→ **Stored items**

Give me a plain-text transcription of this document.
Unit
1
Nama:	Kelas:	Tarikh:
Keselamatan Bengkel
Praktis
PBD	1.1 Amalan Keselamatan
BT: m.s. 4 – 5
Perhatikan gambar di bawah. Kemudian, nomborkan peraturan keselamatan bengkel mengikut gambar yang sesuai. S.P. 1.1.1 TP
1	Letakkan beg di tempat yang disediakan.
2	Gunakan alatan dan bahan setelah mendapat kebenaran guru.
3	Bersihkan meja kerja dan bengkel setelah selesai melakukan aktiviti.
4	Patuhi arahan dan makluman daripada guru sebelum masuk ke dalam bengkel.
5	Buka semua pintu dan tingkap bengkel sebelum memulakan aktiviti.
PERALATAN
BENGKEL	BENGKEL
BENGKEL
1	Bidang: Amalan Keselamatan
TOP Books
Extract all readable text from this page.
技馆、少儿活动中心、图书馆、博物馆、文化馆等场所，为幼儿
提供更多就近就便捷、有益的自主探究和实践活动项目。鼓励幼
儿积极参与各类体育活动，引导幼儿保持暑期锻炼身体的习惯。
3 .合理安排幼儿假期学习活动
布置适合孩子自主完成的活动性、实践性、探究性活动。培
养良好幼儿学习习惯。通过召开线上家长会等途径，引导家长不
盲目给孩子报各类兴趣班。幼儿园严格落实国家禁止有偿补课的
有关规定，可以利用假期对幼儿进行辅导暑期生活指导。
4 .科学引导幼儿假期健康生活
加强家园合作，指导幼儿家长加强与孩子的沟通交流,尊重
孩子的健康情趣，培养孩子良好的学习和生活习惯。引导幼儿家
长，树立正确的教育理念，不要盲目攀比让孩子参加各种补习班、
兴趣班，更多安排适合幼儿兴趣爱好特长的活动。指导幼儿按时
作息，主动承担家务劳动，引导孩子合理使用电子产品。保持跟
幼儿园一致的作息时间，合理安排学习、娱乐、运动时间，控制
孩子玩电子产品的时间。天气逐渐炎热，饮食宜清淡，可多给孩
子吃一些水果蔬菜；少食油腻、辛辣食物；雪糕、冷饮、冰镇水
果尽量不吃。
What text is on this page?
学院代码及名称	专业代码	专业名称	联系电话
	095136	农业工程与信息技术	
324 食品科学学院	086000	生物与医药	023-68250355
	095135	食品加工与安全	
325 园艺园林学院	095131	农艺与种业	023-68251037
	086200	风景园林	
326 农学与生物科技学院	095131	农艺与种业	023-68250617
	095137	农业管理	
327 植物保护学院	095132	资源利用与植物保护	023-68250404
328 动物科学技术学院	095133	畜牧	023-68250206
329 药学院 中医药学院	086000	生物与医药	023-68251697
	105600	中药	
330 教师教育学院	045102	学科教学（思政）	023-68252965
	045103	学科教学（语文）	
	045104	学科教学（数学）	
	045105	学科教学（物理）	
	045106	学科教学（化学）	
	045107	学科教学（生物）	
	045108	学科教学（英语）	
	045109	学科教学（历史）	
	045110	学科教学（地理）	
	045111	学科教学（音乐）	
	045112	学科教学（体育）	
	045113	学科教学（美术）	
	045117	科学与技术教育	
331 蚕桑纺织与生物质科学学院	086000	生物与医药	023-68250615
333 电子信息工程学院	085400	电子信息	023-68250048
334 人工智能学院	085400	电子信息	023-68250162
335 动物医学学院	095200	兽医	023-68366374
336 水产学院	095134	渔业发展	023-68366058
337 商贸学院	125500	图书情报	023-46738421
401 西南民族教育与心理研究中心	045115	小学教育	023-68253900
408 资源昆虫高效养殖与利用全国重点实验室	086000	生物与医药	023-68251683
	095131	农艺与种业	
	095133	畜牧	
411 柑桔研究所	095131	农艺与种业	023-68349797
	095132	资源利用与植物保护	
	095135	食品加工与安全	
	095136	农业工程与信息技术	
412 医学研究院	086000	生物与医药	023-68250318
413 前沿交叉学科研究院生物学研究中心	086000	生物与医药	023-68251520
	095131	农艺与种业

---

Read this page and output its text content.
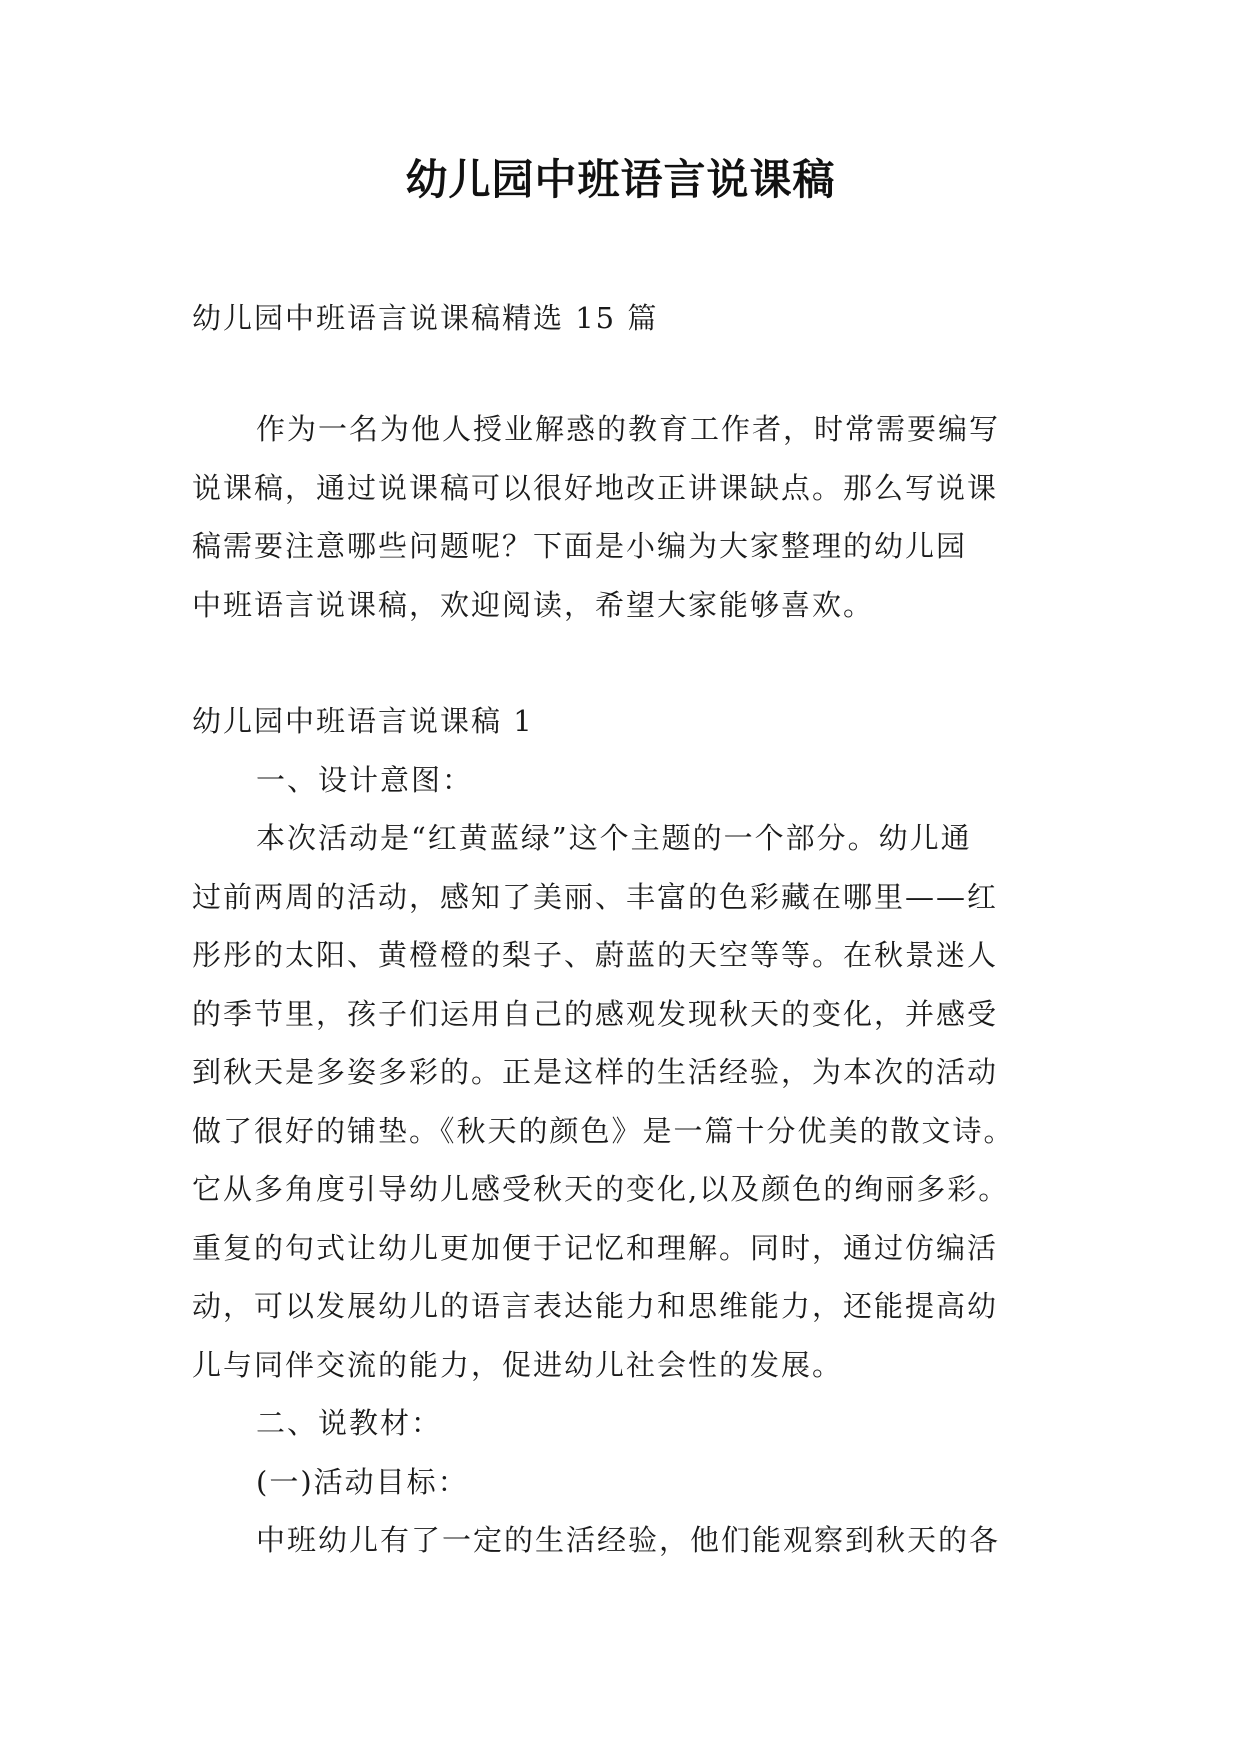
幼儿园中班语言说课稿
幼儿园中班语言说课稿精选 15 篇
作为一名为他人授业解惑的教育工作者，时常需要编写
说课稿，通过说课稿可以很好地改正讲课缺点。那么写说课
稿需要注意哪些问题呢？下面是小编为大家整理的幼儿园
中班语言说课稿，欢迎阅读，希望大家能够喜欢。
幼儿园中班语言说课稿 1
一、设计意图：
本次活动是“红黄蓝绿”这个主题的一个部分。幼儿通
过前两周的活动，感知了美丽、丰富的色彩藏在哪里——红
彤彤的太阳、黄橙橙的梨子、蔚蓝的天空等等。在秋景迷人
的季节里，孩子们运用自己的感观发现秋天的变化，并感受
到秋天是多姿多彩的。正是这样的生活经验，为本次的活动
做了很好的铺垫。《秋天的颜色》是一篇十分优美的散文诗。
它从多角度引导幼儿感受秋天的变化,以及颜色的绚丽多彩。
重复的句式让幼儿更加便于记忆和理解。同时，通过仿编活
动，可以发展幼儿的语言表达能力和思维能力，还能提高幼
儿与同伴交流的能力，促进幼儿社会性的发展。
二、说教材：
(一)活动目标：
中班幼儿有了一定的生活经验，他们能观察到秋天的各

→ **EXERCISE GOAL**
From the records given above, copy all lines containing "setelah".

→ **COMPLETED EXERCISE**
2	Gunakan alatan dan bahan setelah mendapat kebenaran guru.
3	Bersihkan meja kerja dan bengkel setelah selesai melakukan aktiviti.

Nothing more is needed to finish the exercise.